WORK TO DO |
Report every line in the listing below where the string "gradBias" shows up.

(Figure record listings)
□ □ □ □ □

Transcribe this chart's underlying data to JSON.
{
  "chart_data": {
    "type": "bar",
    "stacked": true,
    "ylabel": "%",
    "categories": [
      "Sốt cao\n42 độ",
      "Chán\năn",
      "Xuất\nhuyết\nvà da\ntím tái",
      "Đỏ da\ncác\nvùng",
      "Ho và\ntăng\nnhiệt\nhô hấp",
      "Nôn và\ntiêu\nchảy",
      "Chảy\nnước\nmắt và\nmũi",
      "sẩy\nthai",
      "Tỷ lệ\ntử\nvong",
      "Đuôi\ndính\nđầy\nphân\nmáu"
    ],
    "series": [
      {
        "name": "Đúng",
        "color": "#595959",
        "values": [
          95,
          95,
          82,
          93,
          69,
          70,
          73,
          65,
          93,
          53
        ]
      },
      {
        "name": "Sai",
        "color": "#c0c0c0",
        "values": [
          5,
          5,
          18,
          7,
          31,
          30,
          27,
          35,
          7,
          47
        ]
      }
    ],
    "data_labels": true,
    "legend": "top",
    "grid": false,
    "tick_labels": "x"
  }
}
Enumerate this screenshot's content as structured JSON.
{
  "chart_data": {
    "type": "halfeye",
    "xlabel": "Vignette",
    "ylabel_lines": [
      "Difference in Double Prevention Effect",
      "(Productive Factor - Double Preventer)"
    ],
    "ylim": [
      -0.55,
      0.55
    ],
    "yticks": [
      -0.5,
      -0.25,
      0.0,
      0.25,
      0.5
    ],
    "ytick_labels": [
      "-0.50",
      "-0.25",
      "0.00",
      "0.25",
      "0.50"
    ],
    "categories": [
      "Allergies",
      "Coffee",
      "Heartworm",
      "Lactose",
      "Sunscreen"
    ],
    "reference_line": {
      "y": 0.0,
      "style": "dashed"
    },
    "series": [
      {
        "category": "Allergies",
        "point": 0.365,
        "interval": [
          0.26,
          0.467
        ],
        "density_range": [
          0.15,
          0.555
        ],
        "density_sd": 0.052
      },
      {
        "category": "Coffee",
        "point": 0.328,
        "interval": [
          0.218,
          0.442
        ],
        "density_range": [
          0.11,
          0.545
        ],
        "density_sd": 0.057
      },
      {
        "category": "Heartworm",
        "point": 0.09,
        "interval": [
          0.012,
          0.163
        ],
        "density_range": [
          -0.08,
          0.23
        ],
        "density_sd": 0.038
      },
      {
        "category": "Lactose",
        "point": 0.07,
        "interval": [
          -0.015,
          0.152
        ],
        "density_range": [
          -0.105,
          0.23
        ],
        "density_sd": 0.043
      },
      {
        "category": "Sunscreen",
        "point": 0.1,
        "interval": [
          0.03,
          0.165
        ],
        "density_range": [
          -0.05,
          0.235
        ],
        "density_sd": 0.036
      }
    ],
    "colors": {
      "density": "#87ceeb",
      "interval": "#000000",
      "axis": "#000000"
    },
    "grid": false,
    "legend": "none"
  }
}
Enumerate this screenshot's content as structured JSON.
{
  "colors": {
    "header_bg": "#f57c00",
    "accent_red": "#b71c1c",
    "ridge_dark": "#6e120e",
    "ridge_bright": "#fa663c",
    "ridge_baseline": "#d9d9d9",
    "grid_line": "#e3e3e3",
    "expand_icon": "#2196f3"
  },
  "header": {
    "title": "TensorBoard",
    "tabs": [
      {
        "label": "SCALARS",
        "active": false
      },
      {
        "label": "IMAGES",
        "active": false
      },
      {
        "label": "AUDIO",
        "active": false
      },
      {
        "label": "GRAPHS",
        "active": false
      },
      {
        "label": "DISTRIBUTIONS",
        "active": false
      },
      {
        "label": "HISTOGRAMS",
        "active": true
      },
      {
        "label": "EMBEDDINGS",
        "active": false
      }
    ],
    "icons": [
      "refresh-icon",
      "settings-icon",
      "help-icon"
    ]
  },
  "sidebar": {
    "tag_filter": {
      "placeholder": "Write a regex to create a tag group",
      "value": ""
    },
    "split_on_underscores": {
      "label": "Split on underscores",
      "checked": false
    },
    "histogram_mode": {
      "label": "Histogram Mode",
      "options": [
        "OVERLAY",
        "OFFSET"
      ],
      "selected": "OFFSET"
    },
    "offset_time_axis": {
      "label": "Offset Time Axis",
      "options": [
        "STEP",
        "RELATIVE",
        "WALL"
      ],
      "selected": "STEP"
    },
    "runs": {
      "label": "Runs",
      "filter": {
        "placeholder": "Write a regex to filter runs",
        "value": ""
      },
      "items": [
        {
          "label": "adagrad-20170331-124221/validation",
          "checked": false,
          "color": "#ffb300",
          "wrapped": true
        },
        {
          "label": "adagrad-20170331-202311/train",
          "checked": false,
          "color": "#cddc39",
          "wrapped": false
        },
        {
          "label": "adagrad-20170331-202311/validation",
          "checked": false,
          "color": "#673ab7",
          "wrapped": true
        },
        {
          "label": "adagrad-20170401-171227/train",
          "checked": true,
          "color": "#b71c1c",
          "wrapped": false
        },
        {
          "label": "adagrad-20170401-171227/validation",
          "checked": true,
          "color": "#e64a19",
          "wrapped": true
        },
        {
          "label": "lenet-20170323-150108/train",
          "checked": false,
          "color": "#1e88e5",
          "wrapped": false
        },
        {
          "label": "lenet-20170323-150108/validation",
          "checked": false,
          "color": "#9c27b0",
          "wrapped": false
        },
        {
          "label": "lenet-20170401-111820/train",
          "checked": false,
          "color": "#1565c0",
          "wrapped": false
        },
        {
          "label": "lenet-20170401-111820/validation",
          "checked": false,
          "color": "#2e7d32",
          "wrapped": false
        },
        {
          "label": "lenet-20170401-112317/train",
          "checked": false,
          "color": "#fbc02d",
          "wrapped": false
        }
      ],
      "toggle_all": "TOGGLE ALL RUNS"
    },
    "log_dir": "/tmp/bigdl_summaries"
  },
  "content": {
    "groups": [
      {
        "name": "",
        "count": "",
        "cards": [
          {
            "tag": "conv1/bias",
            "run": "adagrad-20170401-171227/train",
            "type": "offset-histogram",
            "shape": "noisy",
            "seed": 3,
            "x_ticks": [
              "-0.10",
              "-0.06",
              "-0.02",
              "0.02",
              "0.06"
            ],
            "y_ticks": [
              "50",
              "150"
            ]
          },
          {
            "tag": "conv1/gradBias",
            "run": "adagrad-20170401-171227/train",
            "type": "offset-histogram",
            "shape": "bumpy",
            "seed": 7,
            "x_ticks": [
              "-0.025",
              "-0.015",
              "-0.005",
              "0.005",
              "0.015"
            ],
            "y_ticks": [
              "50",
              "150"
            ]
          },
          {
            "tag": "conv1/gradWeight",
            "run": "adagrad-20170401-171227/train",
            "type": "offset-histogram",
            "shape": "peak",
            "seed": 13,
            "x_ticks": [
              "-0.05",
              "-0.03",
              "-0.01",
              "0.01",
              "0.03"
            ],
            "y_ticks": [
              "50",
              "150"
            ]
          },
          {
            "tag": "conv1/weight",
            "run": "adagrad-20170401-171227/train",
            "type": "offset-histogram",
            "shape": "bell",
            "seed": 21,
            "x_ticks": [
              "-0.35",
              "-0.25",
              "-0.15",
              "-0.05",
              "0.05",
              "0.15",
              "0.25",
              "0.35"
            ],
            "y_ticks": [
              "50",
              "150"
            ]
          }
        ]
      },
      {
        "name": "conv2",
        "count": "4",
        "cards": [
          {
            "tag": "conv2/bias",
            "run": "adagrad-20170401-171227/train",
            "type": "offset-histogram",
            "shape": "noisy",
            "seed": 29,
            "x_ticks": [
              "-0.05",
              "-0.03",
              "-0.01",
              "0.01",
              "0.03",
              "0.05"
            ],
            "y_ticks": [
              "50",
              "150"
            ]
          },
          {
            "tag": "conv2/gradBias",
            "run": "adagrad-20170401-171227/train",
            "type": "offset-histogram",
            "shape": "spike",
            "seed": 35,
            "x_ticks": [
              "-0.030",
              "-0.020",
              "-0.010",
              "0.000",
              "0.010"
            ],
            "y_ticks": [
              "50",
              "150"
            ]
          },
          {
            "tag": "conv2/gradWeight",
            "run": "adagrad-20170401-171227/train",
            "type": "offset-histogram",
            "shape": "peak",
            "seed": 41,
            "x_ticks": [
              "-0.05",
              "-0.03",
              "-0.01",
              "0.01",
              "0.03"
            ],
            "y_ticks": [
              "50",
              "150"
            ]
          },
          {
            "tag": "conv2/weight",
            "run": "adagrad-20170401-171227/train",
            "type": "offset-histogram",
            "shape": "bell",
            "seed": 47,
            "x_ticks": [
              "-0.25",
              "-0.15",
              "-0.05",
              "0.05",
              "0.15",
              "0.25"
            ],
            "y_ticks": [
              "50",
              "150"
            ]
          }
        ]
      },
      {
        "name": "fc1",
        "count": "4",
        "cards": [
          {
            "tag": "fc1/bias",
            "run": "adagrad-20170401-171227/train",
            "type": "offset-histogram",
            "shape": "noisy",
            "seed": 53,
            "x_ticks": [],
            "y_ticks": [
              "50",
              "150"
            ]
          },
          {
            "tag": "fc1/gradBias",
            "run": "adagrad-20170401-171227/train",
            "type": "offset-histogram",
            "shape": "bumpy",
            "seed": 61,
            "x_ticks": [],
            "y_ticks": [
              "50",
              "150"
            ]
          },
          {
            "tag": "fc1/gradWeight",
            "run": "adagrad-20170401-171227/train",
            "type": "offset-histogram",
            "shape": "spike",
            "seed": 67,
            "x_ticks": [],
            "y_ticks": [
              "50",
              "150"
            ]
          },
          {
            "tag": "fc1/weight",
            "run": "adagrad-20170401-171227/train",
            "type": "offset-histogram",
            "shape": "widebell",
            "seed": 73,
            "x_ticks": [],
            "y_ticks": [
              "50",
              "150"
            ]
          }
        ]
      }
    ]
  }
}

□ □ □ □ □

EXERCISE OUTPUT |
            "tag": "conv1/gradBias",
            "tag": "conv2/gradBias",
            "tag": "fc1/gradBias",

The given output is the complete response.